Which of the lines below contain the string "icon"? Pull each one out of the data.

▸ DATA TO PROCESS:
------------------------------------------------

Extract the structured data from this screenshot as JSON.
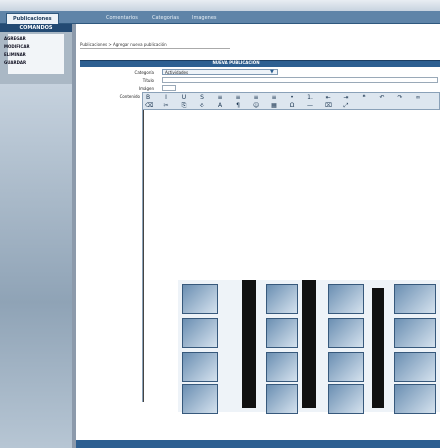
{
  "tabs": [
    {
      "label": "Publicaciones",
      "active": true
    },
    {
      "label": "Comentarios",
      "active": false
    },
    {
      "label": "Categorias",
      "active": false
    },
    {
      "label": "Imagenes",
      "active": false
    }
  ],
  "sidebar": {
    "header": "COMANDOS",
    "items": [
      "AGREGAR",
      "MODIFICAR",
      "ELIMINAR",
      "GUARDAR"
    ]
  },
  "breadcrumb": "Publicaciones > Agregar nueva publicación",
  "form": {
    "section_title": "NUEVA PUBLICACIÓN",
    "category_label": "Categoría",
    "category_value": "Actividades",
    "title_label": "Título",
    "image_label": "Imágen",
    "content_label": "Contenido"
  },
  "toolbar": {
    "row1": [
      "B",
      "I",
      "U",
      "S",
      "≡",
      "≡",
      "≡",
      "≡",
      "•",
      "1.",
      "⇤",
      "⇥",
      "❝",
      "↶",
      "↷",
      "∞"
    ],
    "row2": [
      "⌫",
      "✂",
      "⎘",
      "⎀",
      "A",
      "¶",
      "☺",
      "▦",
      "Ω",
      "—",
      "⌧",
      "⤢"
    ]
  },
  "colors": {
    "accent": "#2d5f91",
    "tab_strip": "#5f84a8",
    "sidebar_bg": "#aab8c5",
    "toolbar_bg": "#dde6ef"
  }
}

------------------------------------------------

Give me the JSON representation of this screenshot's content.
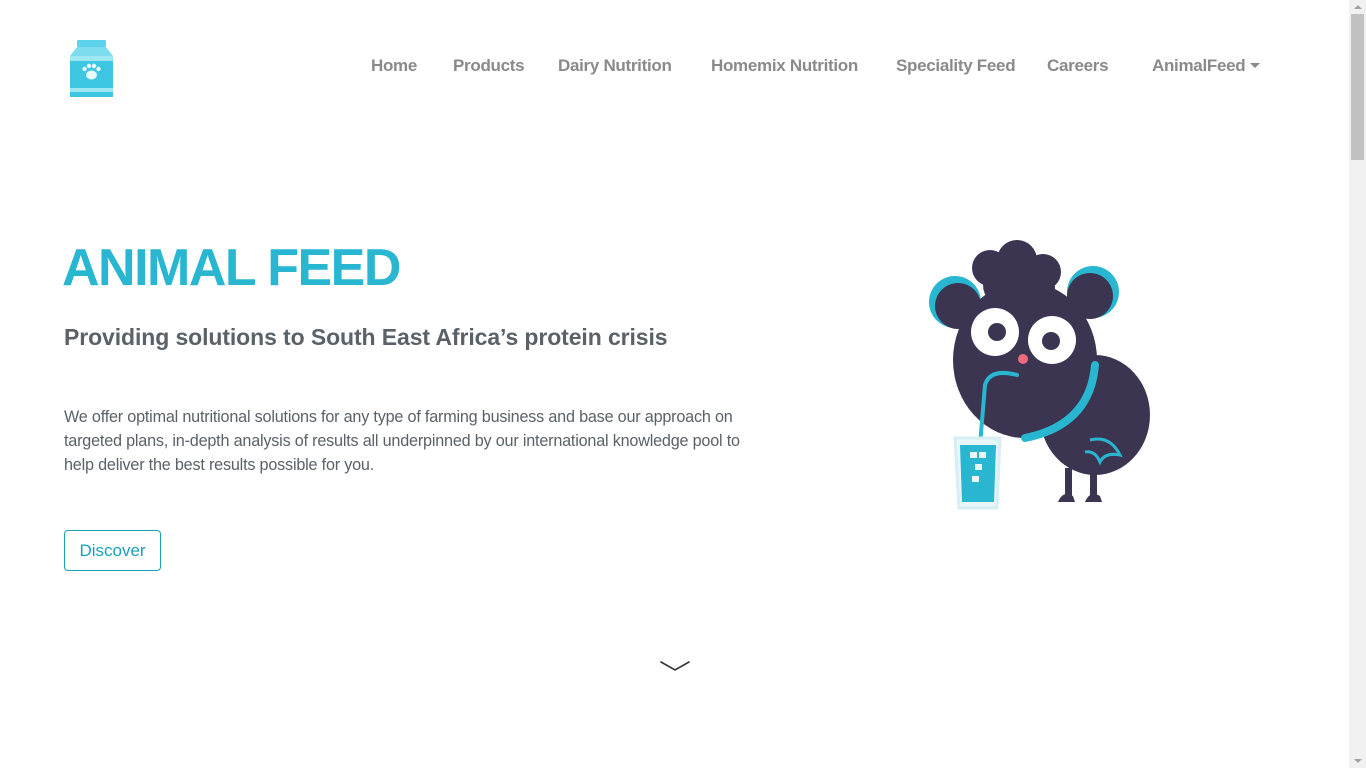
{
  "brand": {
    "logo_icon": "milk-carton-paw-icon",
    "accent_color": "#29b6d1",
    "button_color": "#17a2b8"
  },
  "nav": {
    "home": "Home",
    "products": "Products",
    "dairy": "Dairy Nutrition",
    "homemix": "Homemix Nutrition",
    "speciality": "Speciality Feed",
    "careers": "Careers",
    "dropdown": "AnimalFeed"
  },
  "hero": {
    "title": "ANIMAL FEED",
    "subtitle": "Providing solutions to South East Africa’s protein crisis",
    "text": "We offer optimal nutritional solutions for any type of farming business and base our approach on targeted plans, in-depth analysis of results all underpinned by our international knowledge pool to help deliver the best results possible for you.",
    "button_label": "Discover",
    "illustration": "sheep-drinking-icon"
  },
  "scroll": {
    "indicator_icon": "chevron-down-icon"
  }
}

------------------------------------------------

▸ WRITTEN ANSWER:
    "logo_icon": "milk-carton-paw-icon",
    "illustration": "sheep-drinking-icon"
    "indicator_icon": "chevron-down-icon"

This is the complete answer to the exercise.